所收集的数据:

• • • • • • •

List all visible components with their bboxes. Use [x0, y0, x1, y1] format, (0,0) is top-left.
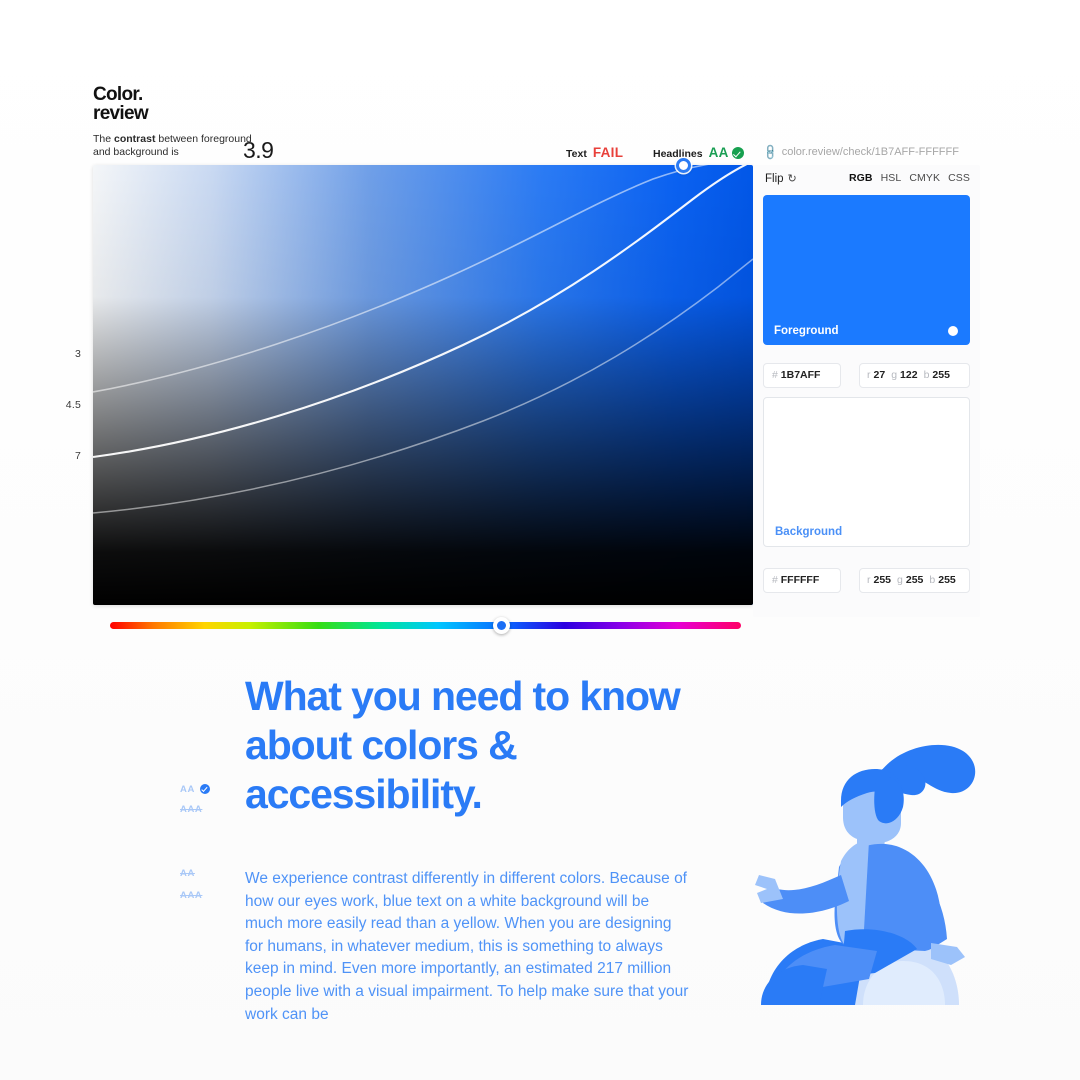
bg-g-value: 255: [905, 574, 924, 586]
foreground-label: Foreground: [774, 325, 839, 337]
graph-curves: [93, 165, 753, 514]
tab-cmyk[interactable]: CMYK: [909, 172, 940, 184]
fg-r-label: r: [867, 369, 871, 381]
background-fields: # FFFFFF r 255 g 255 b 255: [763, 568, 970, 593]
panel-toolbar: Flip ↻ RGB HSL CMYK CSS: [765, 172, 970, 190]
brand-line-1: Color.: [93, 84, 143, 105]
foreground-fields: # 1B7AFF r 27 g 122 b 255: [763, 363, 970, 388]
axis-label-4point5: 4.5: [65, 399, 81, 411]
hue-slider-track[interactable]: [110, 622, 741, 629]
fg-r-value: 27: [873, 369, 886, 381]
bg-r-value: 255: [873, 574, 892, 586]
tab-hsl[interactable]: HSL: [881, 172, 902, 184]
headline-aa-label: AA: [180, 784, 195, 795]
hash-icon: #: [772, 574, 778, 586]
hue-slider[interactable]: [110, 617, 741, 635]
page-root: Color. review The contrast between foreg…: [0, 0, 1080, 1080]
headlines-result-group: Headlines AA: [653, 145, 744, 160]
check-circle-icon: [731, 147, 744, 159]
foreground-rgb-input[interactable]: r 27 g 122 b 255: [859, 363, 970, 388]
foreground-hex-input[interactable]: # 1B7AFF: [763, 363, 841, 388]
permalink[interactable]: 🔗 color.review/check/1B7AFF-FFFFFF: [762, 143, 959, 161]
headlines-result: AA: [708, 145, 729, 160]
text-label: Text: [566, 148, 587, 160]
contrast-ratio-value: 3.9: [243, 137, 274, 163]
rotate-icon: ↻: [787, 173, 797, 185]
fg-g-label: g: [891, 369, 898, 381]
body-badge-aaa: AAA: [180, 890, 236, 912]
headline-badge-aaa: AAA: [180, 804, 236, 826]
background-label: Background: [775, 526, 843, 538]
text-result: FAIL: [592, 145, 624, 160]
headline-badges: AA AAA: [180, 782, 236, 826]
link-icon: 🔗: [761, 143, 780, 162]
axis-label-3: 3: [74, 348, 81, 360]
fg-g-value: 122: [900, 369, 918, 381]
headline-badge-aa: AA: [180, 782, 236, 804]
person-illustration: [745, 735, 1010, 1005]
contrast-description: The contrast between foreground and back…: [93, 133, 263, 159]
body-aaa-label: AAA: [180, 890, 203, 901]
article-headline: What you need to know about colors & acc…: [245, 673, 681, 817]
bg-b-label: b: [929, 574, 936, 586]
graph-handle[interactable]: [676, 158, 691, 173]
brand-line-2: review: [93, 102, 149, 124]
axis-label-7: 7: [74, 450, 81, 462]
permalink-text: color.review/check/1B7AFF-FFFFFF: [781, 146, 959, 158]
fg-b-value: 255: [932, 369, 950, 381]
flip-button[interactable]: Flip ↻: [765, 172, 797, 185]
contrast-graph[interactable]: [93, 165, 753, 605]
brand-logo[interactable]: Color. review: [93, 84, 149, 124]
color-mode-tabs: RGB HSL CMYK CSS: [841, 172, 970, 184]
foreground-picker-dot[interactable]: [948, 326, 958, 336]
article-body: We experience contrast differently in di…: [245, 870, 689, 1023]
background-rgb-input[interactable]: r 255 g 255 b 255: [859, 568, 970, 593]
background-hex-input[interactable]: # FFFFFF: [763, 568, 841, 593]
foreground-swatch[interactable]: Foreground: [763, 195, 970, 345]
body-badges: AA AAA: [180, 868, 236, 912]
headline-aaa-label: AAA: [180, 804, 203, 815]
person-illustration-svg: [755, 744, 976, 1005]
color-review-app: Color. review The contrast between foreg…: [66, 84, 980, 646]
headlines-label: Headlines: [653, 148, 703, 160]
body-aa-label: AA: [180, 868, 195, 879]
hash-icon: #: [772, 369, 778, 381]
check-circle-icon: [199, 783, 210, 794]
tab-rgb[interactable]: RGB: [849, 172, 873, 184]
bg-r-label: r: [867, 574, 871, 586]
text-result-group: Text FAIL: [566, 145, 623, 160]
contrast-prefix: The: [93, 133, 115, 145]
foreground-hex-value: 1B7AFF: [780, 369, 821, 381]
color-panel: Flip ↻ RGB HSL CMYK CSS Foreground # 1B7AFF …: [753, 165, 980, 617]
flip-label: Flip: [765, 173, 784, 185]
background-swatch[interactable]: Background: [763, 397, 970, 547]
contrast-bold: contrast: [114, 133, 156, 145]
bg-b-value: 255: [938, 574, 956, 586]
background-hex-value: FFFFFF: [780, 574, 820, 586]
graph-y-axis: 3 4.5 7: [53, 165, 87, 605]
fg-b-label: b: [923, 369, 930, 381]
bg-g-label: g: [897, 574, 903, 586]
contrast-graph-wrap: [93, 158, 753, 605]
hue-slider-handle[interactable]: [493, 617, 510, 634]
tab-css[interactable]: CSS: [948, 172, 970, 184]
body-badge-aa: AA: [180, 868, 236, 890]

• • • • • • •

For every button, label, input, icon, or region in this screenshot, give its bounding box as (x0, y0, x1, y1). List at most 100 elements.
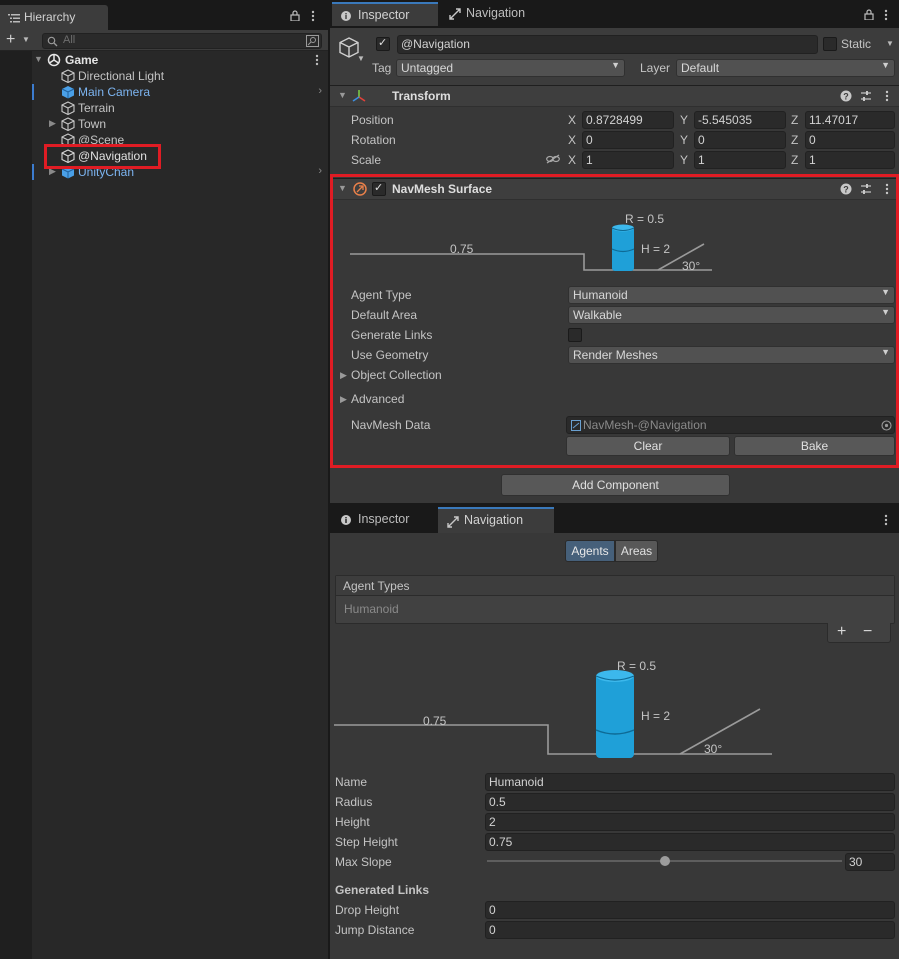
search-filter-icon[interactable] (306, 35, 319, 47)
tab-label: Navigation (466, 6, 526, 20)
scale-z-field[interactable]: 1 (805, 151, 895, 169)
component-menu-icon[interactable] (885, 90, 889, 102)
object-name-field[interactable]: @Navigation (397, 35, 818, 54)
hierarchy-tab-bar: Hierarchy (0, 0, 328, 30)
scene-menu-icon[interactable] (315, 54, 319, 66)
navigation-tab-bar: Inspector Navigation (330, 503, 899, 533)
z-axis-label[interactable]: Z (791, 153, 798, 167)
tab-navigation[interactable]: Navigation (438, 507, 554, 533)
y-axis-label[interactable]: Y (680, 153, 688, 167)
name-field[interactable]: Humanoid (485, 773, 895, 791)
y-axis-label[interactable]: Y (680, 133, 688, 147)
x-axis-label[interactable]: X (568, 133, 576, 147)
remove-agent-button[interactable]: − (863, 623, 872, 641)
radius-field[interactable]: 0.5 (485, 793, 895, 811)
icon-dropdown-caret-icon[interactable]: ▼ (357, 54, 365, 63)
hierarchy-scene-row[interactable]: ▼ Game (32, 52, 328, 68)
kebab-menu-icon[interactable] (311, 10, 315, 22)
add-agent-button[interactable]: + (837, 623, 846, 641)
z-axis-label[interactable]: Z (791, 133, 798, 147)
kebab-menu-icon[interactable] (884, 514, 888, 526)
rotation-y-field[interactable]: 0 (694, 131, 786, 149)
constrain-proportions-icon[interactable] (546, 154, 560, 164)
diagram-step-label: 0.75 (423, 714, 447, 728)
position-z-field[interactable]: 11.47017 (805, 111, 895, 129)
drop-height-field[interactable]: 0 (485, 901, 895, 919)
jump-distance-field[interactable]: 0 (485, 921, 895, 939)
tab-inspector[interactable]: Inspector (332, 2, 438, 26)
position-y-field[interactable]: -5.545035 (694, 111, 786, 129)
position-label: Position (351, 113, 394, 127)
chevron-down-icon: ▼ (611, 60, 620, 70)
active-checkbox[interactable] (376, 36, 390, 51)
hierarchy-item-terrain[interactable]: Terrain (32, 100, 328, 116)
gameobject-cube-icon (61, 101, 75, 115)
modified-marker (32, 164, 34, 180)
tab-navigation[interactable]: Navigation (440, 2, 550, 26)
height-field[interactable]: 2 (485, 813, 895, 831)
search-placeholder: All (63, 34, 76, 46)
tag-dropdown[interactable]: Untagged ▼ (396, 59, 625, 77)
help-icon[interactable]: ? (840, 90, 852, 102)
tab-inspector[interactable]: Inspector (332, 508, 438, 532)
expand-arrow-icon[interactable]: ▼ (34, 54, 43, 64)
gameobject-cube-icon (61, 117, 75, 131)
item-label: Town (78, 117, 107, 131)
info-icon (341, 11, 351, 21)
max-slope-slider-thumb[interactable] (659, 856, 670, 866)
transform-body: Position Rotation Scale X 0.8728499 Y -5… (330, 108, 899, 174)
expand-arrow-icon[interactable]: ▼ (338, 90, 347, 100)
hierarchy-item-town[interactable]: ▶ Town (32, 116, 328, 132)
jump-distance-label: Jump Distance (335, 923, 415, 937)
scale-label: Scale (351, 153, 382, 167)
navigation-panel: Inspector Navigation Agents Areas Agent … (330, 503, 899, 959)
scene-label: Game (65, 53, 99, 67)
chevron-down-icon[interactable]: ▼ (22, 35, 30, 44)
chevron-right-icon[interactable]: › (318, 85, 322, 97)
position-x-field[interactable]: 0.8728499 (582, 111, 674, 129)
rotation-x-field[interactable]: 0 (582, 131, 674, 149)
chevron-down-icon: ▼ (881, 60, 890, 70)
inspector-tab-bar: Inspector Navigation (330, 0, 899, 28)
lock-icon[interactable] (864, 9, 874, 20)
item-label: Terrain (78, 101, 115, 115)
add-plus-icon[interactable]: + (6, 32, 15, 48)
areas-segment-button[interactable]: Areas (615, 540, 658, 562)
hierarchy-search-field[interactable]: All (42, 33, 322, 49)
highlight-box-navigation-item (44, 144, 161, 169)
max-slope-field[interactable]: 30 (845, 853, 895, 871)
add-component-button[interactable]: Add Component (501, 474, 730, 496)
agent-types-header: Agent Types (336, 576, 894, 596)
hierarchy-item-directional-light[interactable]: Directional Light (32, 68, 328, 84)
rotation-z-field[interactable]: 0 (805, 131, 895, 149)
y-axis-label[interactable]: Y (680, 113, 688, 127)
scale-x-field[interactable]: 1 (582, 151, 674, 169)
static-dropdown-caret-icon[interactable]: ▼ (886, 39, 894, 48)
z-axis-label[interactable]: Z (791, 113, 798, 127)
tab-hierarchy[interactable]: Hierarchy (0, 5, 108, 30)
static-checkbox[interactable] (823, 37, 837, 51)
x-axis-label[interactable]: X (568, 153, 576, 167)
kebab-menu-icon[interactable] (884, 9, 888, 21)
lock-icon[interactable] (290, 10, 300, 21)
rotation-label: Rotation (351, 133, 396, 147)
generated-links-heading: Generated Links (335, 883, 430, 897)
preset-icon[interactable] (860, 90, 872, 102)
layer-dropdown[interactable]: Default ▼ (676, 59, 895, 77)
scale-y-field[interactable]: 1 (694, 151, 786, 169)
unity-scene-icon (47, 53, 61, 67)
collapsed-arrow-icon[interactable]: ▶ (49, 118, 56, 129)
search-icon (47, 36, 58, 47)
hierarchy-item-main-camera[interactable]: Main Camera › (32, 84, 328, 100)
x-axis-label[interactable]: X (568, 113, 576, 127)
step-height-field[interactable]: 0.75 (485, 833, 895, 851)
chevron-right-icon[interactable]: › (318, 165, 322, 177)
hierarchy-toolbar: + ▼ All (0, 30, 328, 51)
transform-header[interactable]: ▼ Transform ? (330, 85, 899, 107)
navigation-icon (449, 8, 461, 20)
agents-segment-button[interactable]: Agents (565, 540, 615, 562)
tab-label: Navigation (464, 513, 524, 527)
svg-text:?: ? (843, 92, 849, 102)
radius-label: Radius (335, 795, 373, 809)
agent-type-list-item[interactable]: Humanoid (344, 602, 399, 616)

• • • • • • •

请将从包含“bg-g-value: 255: [905, 574, 924, 586]”的那一行起，到包含“text-label: Text: [566, 148, 587, 160]”的那一行为止（首尾两行都算在内）的各行输出为一个 JSON 字符串列表，每行对应一个字符串，空行不计。

[
  "bg-g-value: 255: [905, 574, 924, 586]",
  "foreground-label: Foreground: [774, 325, 839, 337]",
  "graph-curves: [93, 165, 753, 514]",
  "tab-cmyk[interactable]: CMYK: [909, 172, 940, 184]",
  "fg-r-label: r: [867, 369, 871, 381]",
  "background-fields: # FFFFFF r 255 g 255 b 255: [763, 568, 970, 593]",
  "panel-toolbar: Flip ↻ RGB HSL CMYK CSS: [765, 172, 970, 190]",
  "brand-line-1: Color.: [93, 84, 143, 105]",
  "foreground-fields: # 1B7AFF r 27 g 122 b 255: [763, 363, 970, 388]",
  "axis-label-4point5: 4.5: [65, 399, 81, 411]",
  "hue-slider-track[interactable]: [110, 622, 741, 629]",
  "fg-r-value: 27: [873, 369, 886, 381]",
  "bg-r-value: 255: [873, 574, 892, 586]",
  "tab-hsl[interactable]: HSL: [881, 172, 902, 184]",
  "headline-aa-label: AA: [180, 784, 195, 795]",
  "hash-icon: #: [772, 574, 778, 586]",
  "hue-slider[interactable]: [110, 617, 741, 635]",
  "page-root: Color. review The contrast between foreg…: [0, 0, 1080, 1080]",
  "headlines-result-group: Headlines AA: [653, 145, 744, 160]",
  "check-circle-icon: [731, 147, 744, 159]",
  "foreground-rgb-input[interactable]: r 27 g 122 b 255: [859, 363, 970, 388]",
  "foreground-hex-input[interactable]: # 1B7AFF: [763, 363, 841, 388]",
  "permalink[interactable]: 🔗 color.review/check/1B7AFF-FFFFFF: [762, 143, 959, 161]",
  "headlines-result: AA: [708, 145, 729, 160]",
  "text-label: Text: [566, 148, 587, 160]"
]